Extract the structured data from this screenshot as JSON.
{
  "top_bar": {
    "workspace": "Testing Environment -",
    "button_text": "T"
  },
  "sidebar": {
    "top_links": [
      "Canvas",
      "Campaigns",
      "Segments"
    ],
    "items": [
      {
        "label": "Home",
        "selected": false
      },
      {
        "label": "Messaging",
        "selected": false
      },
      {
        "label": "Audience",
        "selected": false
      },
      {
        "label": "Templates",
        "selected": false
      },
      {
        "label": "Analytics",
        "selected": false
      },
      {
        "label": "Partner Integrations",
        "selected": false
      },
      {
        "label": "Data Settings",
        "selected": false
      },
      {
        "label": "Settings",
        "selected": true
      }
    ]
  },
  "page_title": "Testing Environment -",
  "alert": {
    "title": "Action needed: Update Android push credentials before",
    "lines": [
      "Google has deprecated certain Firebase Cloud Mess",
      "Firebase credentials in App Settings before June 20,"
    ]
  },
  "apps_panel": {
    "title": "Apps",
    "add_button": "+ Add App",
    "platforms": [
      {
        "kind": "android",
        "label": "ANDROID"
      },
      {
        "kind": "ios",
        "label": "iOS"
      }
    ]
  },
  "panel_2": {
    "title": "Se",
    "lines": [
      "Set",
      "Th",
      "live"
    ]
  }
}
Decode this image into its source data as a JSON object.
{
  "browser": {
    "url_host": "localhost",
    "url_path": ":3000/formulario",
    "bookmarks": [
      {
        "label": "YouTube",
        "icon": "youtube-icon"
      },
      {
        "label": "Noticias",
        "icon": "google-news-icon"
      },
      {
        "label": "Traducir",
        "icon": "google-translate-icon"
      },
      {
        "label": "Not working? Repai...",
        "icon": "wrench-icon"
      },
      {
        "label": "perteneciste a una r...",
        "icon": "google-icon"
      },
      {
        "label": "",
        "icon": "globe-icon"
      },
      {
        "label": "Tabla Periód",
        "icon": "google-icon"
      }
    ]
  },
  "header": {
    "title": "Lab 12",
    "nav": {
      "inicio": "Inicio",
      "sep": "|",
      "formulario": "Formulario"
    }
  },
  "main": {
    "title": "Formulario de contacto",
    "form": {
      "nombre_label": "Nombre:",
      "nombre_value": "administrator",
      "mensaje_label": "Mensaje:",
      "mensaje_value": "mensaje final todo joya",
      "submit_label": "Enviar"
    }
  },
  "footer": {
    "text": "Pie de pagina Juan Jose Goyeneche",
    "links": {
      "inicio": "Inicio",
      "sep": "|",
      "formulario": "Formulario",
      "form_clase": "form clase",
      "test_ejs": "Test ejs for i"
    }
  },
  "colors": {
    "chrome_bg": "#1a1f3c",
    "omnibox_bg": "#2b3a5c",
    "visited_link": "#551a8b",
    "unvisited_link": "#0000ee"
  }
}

- [Task requirements]
Give back the whole listing exactly as it reads.

- [Exercise output]
Extract the structured data from this screenshot as JSON.
{
  "top_bar": {
    "workspace": "Testing Environment -",
    "button_text": "T"
  },
  "sidebar": {
    "top_links": [
      "Canvas",
      "Campaigns",
      "Segments"
    ],
    "items": [
      {
        "label": "Home",
        "selected": false
      },
      {
        "label": "Messaging",
        "selected": false
      },
      {
        "label": "Audience",
        "selected": false
      },
      {
        "label": "Templates",
        "selected": false
      },
      {
        "label": "Analytics",
        "selected": false
      },
      {
        "label": "Partner Integrations",
        "selected": false
      },
      {
        "label": "Data Settings",
        "selected": false
      },
      {
        "label": "Settings",
        "selected": true
      }
    ]
  },
  "page_title": "Testing Environment -",
  "alert": {
    "title": "Action needed: Update Android push credentials before",
    "lines": [
      "Google has deprecated certain Firebase Cloud Mess",
      "Firebase credentials in App Settings before June 20,"
    ]
  },
  "apps_panel": {
    "title": "Apps",
    "add_button": "+ Add App",
    "platforms": [
      {
        "kind": "android",
        "label": "ANDROID"
      },
      {
        "kind": "ios",
        "label": "iOS"
      }
    ]
  },
  "panel_2": {
    "title": "Se",
    "lines": [
      "Set",
      "Th",
      "live"
    ]
  }
}
Decode this image into its source data as a JSON object.
{
  "browser": {
    "url_host": "localhost",
    "url_path": ":3000/formulario",
    "bookmarks": [
      {
        "label": "YouTube",
        "icon": "youtube-icon"
      },
      {
        "label": "Noticias",
        "icon": "google-news-icon"
      },
      {
        "label": "Traducir",
        "icon": "google-translate-icon"
      },
      {
        "label": "Not working? Repai...",
        "icon": "wrench-icon"
      },
      {
        "label": "perteneciste a una r...",
        "icon": "google-icon"
      },
      {
        "label": "",
        "icon": "globe-icon"
      },
      {
        "label": "Tabla Periód",
        "icon": "google-icon"
      }
    ]
  },
  "header": {
    "title": "Lab 12",
    "nav": {
      "inicio": "Inicio",
      "sep": "|",
      "formulario": "Formulario"
    }
  },
  "main": {
    "title": "Formulario de contacto",
    "form": {
      "nombre_label": "Nombre:",
      "nombre_value": "administrator",
      "mensaje_label": "Mensaje:",
      "mensaje_value": "mensaje final todo joya",
      "submit_label": "Enviar"
    }
  },
  "footer": {
    "text": "Pie de pagina Juan Jose Goyeneche",
    "links": {
      "inicio": "Inicio",
      "sep": "|",
      "formulario": "Formulario",
      "form_clase": "form clase",
      "test_ejs": "Test ejs for i"
    }
  },
  "colors": {
    "chrome_bg": "#1a1f3c",
    "omnibox_bg": "#2b3a5c",
    "visited_link": "#551a8b",
    "unvisited_link": "#0000ee"
  }
}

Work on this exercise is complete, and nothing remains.